CHALLENGE => Transcribe the material in full, exactly as written.

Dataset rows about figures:
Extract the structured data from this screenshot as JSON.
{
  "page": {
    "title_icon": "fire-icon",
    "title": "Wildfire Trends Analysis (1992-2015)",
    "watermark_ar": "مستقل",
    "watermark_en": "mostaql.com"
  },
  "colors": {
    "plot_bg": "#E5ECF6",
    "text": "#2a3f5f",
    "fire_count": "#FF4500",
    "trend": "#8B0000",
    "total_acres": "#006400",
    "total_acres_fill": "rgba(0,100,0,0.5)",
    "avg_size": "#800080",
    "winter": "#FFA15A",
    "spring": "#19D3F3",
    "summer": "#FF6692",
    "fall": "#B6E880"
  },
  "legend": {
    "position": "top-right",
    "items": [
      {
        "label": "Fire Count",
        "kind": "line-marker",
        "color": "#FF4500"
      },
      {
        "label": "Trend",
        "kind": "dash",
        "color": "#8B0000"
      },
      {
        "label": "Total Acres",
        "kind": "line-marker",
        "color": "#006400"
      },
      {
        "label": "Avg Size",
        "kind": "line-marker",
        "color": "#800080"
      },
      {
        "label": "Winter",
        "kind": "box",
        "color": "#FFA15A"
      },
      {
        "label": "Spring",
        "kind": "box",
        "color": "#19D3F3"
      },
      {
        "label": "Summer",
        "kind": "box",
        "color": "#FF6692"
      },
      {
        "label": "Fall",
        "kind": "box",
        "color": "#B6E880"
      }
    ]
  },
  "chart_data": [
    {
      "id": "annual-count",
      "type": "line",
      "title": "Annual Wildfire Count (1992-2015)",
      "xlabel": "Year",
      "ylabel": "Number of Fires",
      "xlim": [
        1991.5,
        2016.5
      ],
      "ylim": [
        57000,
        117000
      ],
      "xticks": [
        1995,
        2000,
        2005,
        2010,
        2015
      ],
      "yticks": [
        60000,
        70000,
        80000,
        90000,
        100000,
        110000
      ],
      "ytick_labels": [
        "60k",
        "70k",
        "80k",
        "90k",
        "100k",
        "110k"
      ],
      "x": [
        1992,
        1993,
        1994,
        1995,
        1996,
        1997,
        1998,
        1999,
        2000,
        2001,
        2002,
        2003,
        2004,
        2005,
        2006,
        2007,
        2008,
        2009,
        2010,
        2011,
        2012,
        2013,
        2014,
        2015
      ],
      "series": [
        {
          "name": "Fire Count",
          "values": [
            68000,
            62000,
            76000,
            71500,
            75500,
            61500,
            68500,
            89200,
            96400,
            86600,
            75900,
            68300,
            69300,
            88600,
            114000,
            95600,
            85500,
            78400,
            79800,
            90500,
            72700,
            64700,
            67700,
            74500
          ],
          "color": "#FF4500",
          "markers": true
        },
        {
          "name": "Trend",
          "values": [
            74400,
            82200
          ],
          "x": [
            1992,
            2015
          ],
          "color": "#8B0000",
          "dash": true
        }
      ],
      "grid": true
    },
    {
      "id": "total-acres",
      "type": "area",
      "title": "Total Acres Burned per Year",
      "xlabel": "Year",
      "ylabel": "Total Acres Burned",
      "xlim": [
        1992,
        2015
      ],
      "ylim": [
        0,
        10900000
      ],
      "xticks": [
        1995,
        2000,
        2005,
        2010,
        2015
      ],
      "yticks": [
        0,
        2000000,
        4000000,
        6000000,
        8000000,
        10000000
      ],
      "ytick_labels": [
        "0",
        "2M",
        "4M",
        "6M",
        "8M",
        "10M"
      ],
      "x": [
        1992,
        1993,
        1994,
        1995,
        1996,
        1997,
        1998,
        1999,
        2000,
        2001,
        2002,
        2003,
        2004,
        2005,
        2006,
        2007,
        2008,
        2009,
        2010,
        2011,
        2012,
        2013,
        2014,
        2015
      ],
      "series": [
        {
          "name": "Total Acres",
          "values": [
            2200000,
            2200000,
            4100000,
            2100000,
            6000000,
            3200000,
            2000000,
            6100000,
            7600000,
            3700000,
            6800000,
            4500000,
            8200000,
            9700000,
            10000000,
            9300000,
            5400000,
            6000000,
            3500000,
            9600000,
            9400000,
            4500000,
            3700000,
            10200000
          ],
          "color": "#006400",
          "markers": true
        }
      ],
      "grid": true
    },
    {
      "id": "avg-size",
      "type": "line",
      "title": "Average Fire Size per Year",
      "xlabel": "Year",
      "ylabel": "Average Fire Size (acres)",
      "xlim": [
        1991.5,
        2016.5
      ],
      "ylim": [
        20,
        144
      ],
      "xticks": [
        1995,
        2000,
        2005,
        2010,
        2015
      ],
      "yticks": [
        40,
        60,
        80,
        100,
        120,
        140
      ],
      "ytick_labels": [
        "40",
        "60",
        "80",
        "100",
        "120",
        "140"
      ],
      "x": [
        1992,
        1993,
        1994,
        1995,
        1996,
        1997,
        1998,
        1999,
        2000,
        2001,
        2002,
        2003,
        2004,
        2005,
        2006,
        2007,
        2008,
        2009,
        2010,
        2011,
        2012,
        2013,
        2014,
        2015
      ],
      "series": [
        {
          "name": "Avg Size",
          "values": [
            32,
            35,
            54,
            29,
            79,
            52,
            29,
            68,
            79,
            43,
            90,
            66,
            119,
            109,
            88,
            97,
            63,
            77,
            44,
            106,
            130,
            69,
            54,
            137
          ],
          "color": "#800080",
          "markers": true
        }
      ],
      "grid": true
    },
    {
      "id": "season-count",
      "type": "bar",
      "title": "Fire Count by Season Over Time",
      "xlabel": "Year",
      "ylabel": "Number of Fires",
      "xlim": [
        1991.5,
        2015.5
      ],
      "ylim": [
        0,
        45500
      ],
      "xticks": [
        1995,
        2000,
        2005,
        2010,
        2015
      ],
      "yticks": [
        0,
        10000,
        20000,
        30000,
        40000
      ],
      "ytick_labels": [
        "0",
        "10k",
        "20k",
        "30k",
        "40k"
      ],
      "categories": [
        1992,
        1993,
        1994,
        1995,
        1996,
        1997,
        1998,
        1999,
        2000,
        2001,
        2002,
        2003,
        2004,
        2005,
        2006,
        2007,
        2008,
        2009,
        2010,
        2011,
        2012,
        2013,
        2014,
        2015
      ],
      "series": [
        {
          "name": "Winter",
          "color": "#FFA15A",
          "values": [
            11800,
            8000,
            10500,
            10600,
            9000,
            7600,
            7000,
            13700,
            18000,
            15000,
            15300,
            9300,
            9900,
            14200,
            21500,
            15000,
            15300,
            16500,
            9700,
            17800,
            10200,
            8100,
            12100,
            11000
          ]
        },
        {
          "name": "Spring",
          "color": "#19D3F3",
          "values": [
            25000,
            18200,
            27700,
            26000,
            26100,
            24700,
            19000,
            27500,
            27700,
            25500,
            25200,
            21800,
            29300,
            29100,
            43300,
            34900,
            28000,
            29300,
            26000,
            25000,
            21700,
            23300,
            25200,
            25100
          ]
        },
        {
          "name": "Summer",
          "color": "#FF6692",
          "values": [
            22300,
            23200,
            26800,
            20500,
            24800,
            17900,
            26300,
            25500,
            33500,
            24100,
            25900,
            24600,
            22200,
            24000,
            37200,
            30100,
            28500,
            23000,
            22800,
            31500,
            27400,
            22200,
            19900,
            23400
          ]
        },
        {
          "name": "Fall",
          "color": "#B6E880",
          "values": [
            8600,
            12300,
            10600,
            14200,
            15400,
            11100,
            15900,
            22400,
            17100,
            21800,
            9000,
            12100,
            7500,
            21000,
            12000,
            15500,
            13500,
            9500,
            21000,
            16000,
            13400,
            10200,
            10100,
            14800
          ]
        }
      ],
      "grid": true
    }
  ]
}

SOLUTION TO THE EXERCISE =>
Extract the structured data from this screenshot as JSON.
{
  "page": {
    "title_icon": "fire-icon",
    "title": "Wildfire Trends Analysis (1992-2015)",
    "watermark_ar": "مستقل",
    "watermark_en": "mostaql.com"
  },
  "colors": {
    "plot_bg": "#E5ECF6",
    "text": "#2a3f5f",
    "fire_count": "#FF4500",
    "trend": "#8B0000",
    "total_acres": "#006400",
    "total_acres_fill": "rgba(0,100,0,0.5)",
    "avg_size": "#800080",
    "winter": "#FFA15A",
    "spring": "#19D3F3",
    "summer": "#FF6692",
    "fall": "#B6E880"
  },
  "legend": {
    "position": "top-right",
    "items": [
      {
        "label": "Fire Count",
        "kind": "line-marker",
        "color": "#FF4500"
      },
      {
        "label": "Trend",
        "kind": "dash",
        "color": "#8B0000"
      },
      {
        "label": "Total Acres",
        "kind": "line-marker",
        "color": "#006400"
      },
      {
        "label": "Avg Size",
        "kind": "line-marker",
        "color": "#800080"
      },
      {
        "label": "Winter",
        "kind": "box",
        "color": "#FFA15A"
      },
      {
        "label": "Spring",
        "kind": "box",
        "color": "#19D3F3"
      },
      {
        "label": "Summer",
        "kind": "box",
        "color": "#FF6692"
      },
      {
        "label": "Fall",
        "kind": "box",
        "color": "#B6E880"
      }
    ]
  },
  "chart_data": [
    {
      "id": "annual-count",
      "type": "line",
      "title": "Annual Wildfire Count (1992-2015)",
      "xlabel": "Year",
      "ylabel": "Number of Fires",
      "xlim": [
        1991.5,
        2016.5
      ],
      "ylim": [
        57000,
        117000
      ],
      "xticks": [
        1995,
        2000,
        2005,
        2010,
        2015
      ],
      "yticks": [
        60000,
        70000,
        80000,
        90000,
        100000,
        110000
      ],
      "ytick_labels": [
        "60k",
        "70k",
        "80k",
        "90k",
        "100k",
        "110k"
      ],
      "x": [
        1992,
        1993,
        1994,
        1995,
        1996,
        1997,
        1998,
        1999,
        2000,
        2001,
        2002,
        2003,
        2004,
        2005,
        2006,
        2007,
        2008,
        2009,
        2010,
        2011,
        2012,
        2013,
        2014,
        2015
      ],
      "series": [
        {
          "name": "Fire Count",
          "values": [
            68000,
            62000,
            76000,
            71500,
            75500,
            61500,
            68500,
            89200,
            96400,
            86600,
            75900,
            68300,
            69300,
            88600,
            114000,
            95600,
            85500,
            78400,
            79800,
            90500,
            72700,
            64700,
            67700,
            74500
          ],
          "color": "#FF4500",
          "markers": true
        },
        {
          "name": "Trend",
          "values": [
            74400,
            82200
          ],
          "x": [
            1992,
            2015
          ],
          "color": "#8B0000",
          "dash": true
        }
      ],
      "grid": true
    },
    {
      "id": "total-acres",
      "type": "area",
      "title": "Total Acres Burned per Year",
      "xlabel": "Year",
      "ylabel": "Total Acres Burned",
      "xlim": [
        1992,
        2015
      ],
      "ylim": [
        0,
        10900000
      ],
      "xticks": [
        1995,
        2000,
        2005,
        2010,
        2015
      ],
      "yticks": [
        0,
        2000000,
        4000000,
        6000000,
        8000000,
        10000000
      ],
      "ytick_labels": [
        "0",
        "2M",
        "4M",
        "6M",
        "8M",
        "10M"
      ],
      "x": [
        1992,
        1993,
        1994,
        1995,
        1996,
        1997,
        1998,
        1999,
        2000,
        2001,
        2002,
        2003,
        2004,
        2005,
        2006,
        2007,
        2008,
        2009,
        2010,
        2011,
        2012,
        2013,
        2014,
        2015
      ],
      "series": [
        {
          "name": "Total Acres",
          "values": [
            2200000,
            2200000,
            4100000,
            2100000,
            6000000,
            3200000,
            2000000,
            6100000,
            7600000,
            3700000,
            6800000,
            4500000,
            8200000,
            9700000,
            10000000,
            9300000,
            5400000,
            6000000,
            3500000,
            9600000,
            9400000,
            4500000,
            3700000,
            10200000
          ],
          "color": "#006400",
          "markers": true
        }
      ],
      "grid": true
    },
    {
      "id": "avg-size",
      "type": "line",
      "title": "Average Fire Size per Year",
      "xlabel": "Year",
      "ylabel": "Average Fire Size (acres)",
      "xlim": [
        1991.5,
        2016.5
      ],
      "ylim": [
        20,
        144
      ],
      "xticks": [
        1995,
        2000,
        2005,
        2010,
        2015
      ],
      "yticks": [
        40,
        60,
        80,
        100,
        120,
        140
      ],
      "ytick_labels": [
        "40",
        "60",
        "80",
        "100",
        "120",
        "140"
      ],
      "x": [
        1992,
        1993,
        1994,
        1995,
        1996,
        1997,
        1998,
        1999,
        2000,
        2001,
        2002,
        2003,
        2004,
        2005,
        2006,
        2007,
        2008,
        2009,
        2010,
        2011,
        2012,
        2013,
        2014,
        2015
      ],
      "series": [
        {
          "name": "Avg Size",
          "values": [
            32,
            35,
            54,
            29,
            79,
            52,
            29,
            68,
            79,
            43,
            90,
            66,
            119,
            109,
            88,
            97,
            63,
            77,
            44,
            106,
            130,
            69,
            54,
            137
          ],
          "color": "#800080",
          "markers": true
        }
      ],
      "grid": true
    },
    {
      "id": "season-count",
      "type": "bar",
      "title": "Fire Count by Season Over Time",
      "xlabel": "Year",
      "ylabel": "Number of Fires",
      "xlim": [
        1991.5,
        2015.5
      ],
      "ylim": [
        0,
        45500
      ],
      "xticks": [
        1995,
        2000,
        2005,
        2010,
        2015
      ],
      "yticks": [
        0,
        10000,
        20000,
        30000,
        40000
      ],
      "ytick_labels": [
        "0",
        "10k",
        "20k",
        "30k",
        "40k"
      ],
      "categories": [
        1992,
        1993,
        1994,
        1995,
        1996,
        1997,
        1998,
        1999,
        2000,
        2001,
        2002,
        2003,
        2004,
        2005,
        2006,
        2007,
        2008,
        2009,
        2010,
        2011,
        2012,
        2013,
        2014,
        2015
      ],
      "series": [
        {
          "name": "Winter",
          "color": "#FFA15A",
          "values": [
            11800,
            8000,
            10500,
            10600,
            9000,
            7600,
            7000,
            13700,
            18000,
            15000,
            15300,
            9300,
            9900,
            14200,
            21500,
            15000,
            15300,
            16500,
            9700,
            17800,
            10200,
            8100,
            12100,
            11000
          ]
        },
        {
          "name": "Spring",
          "color": "#19D3F3",
          "values": [
            25000,
            18200,
            27700,
            26000,
            26100,
            24700,
            19000,
            27500,
            27700,
            25500,
            25200,
            21800,
            29300,
            29100,
            43300,
            34900,
            28000,
            29300,
            26000,
            25000,
            21700,
            23300,
            25200,
            25100
          ]
        },
        {
          "name": "Summer",
          "color": "#FF6692",
          "values": [
            22300,
            23200,
            26800,
            20500,
            24800,
            17900,
            26300,
            25500,
            33500,
            24100,
            25900,
            24600,
            22200,
            24000,
            37200,
            30100,
            28500,
            23000,
            22800,
            31500,
            27400,
            22200,
            19900,
            23400
          ]
        },
        {
          "name": "Fall",
          "color": "#B6E880",
          "values": [
            8600,
            12300,
            10600,
            14200,
            15400,
            11100,
            15900,
            22400,
            17100,
            21800,
            9000,
            12100,
            7500,
            21000,
            12000,
            15500,
            13500,
            9500,
            21000,
            16000,
            13400,
            10200,
            10100,
            14800
          ]
        }
      ],
      "grid": true
    }
  ]
}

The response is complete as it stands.